Go through the data below. List every line that holds the word "大部分化合物的".

(Records from a dataset)

---

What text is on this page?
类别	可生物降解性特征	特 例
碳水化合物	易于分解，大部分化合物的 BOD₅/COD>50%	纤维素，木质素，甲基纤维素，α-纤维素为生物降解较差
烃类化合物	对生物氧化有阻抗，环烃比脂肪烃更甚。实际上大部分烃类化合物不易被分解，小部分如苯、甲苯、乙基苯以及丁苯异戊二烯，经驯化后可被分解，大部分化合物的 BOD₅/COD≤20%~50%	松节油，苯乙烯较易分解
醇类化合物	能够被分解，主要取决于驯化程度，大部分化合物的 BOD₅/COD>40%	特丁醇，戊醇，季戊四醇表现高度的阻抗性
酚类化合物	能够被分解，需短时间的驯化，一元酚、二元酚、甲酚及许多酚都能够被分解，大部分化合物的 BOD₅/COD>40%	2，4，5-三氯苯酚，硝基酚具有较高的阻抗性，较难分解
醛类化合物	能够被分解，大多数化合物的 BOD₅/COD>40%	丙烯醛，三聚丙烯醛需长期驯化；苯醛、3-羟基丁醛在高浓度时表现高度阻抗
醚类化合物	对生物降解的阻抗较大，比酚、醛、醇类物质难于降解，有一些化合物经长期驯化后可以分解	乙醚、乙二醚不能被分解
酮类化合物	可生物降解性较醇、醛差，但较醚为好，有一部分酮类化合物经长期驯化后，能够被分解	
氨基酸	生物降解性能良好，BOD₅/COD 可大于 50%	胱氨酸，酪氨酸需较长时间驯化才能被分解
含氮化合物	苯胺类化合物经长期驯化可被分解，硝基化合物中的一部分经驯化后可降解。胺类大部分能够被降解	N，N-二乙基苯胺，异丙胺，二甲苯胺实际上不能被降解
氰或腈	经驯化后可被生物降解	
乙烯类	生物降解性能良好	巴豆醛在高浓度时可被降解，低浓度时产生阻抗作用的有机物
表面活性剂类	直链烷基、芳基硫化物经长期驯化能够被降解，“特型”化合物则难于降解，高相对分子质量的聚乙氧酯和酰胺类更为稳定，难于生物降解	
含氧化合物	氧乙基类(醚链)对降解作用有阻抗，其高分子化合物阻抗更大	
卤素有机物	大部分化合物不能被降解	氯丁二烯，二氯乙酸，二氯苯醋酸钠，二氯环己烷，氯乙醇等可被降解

---

--- Answer to the exercise ---
碳水化合物	易于分解，大部分化合物的 BOD₅/COD>50%	纤维素，木质素，甲基纤维素，α-纤维素为生物降解较差
烃类化合物	对生物氧化有阻抗，环烃比脂肪烃更甚。实际上大部分烃类化合物不易被分解，小部分如苯、甲苯、乙基苯以及丁苯异戊二烯，经驯化后可被分解，大部分化合物的 BOD₅/COD≤20%~50%	松节油，苯乙烯较易分解
醇类化合物	能够被分解，主要取决于驯化程度，大部分化合物的 BOD₅/COD>40%	特丁醇，戊醇，季戊四醇表现高度的阻抗性
酚类化合物	能够被分解，需短时间的驯化，一元酚、二元酚、甲酚及许多酚都能够被分解，大部分化合物的 BOD₅/COD>40%	2，4，5-三氯苯酚，硝基酚具有较高的阻抗性，较难分解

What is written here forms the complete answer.